Task brief » Read the records below and copy each line that contains "JSON".

Dataset rows about figures »
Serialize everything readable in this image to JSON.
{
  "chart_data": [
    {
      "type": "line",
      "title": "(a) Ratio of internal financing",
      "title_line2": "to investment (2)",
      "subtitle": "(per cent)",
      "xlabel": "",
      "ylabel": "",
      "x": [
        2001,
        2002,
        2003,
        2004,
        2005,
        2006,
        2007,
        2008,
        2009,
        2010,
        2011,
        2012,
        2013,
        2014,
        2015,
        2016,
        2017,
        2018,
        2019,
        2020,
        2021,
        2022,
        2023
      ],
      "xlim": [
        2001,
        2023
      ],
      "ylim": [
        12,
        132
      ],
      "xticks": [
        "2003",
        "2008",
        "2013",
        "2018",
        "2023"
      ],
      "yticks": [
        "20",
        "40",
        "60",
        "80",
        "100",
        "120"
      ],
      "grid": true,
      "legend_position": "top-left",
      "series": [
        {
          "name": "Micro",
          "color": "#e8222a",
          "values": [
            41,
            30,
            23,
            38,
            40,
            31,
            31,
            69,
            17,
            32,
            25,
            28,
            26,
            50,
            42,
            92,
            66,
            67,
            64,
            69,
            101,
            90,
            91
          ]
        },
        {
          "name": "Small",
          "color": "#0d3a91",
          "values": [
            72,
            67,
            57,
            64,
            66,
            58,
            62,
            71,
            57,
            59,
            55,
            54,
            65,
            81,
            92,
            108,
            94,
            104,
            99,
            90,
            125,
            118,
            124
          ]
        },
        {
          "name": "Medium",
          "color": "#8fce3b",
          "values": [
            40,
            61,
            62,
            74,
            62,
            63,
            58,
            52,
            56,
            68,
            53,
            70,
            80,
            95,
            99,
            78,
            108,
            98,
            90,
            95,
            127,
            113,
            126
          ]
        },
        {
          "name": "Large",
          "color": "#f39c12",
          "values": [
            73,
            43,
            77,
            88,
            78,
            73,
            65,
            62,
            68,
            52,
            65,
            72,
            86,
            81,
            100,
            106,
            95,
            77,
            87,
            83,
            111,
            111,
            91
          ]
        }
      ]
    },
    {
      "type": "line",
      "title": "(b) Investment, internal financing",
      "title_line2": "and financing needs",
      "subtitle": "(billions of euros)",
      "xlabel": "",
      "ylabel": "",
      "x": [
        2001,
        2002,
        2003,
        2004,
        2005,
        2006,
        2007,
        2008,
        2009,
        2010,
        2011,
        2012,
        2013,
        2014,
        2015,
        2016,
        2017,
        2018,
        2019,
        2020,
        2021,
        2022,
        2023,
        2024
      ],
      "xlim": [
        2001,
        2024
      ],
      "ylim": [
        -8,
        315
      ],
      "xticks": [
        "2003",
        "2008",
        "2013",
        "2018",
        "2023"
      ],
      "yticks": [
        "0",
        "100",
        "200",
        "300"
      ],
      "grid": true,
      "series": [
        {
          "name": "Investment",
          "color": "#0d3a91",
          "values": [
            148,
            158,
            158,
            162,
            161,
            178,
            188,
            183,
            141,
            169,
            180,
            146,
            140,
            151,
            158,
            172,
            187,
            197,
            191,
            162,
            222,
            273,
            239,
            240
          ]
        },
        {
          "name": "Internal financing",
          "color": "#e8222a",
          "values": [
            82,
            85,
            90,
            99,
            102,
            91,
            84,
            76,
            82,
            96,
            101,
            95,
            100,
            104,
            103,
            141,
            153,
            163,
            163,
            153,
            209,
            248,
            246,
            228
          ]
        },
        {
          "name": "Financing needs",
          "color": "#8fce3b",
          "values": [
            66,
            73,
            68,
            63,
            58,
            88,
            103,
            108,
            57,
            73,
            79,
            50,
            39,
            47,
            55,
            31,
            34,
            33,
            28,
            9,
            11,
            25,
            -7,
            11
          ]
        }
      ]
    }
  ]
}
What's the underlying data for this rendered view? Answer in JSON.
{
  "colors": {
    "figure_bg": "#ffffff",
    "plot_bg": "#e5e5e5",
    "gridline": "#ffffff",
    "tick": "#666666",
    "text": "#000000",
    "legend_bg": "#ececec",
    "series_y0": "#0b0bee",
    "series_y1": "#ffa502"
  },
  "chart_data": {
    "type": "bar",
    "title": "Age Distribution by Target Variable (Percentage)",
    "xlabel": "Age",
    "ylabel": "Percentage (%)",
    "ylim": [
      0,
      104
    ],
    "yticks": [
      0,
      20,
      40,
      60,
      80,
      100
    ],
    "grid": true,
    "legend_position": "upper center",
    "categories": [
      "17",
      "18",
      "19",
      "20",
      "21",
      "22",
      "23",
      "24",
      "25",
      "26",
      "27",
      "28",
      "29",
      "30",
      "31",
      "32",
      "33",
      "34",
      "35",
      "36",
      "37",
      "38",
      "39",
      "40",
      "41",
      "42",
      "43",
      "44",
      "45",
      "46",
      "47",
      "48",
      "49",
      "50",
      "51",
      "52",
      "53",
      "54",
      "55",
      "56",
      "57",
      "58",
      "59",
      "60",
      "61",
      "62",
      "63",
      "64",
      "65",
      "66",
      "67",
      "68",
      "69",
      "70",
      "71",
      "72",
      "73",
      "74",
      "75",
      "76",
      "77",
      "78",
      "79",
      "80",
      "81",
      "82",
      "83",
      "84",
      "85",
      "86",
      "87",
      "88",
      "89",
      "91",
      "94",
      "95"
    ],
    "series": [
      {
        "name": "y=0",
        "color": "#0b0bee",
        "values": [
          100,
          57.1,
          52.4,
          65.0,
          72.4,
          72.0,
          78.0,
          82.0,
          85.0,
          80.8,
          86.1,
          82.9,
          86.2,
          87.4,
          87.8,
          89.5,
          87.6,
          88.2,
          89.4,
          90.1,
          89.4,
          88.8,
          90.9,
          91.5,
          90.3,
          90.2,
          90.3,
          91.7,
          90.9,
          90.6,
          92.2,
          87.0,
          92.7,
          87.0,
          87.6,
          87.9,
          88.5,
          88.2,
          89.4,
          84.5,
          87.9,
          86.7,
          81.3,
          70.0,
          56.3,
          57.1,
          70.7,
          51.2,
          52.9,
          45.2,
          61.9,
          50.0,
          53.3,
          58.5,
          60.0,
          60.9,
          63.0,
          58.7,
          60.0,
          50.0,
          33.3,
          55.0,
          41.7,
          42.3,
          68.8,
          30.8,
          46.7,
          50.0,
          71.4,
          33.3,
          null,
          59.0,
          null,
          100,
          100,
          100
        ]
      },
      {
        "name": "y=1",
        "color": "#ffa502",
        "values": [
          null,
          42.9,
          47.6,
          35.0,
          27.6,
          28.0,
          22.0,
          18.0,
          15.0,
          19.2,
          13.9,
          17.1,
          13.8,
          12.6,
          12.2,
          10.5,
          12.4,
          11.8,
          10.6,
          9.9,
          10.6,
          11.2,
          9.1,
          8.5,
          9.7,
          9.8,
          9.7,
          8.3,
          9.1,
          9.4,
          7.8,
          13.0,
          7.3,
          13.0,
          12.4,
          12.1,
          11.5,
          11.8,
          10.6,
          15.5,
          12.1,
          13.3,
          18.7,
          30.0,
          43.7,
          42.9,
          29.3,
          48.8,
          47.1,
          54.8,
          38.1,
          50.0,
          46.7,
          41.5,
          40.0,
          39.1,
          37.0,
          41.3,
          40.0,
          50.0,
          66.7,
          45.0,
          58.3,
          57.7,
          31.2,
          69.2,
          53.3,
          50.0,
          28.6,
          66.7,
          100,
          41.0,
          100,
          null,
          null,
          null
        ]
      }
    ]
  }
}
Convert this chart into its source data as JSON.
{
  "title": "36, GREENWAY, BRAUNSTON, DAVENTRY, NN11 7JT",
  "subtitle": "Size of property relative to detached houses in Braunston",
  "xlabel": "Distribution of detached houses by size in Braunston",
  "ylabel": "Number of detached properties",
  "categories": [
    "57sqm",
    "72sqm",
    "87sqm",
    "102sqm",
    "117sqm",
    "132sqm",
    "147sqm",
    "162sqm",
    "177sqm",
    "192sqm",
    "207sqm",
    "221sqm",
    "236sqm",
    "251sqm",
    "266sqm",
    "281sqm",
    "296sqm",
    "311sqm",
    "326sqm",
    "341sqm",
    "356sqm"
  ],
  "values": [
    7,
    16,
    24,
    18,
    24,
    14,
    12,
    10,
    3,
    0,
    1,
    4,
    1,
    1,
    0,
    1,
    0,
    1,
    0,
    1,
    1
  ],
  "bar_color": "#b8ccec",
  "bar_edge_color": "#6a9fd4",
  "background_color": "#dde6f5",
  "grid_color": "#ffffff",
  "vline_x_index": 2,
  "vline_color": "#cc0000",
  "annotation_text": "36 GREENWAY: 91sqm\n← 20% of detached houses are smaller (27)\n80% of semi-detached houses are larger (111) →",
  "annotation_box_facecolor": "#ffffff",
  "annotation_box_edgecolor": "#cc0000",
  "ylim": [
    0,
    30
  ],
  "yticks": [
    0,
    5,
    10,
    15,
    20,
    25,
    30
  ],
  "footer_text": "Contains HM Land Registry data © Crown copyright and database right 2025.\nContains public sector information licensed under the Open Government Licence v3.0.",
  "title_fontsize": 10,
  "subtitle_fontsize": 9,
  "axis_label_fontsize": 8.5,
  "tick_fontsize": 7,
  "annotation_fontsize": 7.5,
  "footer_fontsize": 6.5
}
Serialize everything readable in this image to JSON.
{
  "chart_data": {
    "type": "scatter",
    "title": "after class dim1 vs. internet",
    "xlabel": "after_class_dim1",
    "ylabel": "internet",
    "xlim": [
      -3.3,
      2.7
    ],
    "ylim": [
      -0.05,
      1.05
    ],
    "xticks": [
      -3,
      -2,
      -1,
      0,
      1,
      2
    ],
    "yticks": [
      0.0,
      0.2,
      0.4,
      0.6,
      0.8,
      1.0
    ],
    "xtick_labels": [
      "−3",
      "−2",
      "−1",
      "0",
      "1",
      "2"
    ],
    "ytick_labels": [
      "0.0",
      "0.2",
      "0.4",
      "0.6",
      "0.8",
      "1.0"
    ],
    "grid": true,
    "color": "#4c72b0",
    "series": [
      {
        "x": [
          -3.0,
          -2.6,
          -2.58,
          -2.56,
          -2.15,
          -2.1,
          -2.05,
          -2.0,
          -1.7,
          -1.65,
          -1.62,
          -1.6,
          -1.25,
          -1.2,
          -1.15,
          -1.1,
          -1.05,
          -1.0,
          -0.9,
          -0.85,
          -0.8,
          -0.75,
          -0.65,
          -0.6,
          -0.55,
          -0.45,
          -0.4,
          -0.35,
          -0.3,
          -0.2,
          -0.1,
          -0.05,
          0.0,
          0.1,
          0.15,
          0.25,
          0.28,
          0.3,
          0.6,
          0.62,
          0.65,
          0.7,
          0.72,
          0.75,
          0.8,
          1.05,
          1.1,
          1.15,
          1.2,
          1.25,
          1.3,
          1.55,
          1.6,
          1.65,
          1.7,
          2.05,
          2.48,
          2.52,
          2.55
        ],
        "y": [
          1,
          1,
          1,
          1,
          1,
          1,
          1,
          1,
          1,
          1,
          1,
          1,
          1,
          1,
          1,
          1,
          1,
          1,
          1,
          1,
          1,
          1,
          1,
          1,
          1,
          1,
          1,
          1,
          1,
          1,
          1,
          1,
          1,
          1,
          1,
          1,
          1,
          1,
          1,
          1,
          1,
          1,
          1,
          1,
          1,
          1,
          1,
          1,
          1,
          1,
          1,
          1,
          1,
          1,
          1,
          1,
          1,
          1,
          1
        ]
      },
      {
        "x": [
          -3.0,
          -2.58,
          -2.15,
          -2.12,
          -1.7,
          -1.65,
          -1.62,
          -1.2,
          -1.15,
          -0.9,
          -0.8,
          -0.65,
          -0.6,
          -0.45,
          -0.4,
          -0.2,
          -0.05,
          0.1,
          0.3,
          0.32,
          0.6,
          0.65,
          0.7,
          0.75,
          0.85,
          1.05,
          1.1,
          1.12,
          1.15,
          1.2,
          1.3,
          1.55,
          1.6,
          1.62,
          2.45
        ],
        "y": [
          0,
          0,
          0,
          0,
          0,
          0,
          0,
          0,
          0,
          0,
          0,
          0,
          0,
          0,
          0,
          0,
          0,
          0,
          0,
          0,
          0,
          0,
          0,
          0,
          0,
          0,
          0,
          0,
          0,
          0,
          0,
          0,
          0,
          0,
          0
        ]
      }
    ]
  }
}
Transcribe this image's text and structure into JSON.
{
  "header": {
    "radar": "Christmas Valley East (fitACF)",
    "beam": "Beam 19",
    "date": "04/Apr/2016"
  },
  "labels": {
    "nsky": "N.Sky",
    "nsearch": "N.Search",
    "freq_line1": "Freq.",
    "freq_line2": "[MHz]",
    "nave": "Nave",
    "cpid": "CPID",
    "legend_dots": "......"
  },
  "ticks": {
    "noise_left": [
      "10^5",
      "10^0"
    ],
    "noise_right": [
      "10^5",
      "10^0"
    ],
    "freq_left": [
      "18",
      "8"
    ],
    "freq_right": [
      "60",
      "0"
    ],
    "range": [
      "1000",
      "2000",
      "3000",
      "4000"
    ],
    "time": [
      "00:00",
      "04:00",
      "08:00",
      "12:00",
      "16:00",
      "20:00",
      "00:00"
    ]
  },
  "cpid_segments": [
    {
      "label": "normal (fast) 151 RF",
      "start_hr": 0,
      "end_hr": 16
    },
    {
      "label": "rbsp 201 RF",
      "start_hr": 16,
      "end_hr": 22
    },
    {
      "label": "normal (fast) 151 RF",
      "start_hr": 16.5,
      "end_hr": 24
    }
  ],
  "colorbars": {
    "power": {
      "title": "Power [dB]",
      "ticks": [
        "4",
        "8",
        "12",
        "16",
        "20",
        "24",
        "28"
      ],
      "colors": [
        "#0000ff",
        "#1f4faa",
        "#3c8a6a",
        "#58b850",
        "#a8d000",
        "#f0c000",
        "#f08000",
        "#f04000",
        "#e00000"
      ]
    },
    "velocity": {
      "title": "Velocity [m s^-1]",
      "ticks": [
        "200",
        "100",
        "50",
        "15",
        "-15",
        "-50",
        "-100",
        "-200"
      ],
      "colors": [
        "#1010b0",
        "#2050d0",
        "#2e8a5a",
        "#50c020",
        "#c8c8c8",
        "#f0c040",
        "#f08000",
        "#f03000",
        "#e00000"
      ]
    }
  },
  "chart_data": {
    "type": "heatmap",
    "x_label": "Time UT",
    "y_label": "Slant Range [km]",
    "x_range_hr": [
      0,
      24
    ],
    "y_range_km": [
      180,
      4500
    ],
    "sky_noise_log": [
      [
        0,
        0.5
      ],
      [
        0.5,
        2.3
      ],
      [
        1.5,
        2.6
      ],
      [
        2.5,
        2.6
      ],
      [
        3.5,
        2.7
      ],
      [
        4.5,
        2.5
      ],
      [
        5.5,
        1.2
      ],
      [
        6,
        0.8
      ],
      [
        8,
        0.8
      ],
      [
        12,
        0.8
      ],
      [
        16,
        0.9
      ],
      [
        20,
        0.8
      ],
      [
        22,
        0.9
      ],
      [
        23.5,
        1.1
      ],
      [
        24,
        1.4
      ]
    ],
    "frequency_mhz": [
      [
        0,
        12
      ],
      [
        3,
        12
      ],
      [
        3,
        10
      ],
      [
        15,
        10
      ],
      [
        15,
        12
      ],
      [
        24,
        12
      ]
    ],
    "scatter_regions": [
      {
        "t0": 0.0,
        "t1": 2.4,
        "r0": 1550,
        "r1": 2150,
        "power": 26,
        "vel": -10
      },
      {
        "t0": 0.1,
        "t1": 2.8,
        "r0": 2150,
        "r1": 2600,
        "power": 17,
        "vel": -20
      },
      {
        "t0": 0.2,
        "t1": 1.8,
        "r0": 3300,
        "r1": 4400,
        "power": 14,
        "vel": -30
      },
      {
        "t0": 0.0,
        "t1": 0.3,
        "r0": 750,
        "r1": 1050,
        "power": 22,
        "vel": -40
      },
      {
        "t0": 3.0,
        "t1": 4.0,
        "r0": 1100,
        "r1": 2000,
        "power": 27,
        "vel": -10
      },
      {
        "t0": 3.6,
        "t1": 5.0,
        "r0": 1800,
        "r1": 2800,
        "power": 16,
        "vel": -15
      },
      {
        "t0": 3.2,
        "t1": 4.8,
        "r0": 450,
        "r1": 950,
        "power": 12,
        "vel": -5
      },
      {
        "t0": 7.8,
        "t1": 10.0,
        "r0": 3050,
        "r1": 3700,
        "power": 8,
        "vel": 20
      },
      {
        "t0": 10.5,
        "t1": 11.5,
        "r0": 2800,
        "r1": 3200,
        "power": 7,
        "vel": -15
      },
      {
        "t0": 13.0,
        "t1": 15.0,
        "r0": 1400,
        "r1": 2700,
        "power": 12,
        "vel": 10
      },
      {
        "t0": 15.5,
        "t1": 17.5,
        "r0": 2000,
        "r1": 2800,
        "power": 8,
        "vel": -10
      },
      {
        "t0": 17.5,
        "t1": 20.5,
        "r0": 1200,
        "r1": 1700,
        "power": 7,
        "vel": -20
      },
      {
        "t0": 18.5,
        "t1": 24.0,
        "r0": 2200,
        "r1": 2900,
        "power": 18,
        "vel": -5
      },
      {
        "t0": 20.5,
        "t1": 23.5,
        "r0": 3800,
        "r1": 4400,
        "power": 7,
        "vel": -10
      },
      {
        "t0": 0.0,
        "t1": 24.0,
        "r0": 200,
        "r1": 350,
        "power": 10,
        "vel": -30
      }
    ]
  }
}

Answer to this task »
Serialize everything readable in this image to JSON.
What's the underlying data for this rendered view? Answer in JSON.
Convert this chart into its source data as JSON.
Serialize everything readable in this image to JSON.
Transcribe this image's text and structure into JSON.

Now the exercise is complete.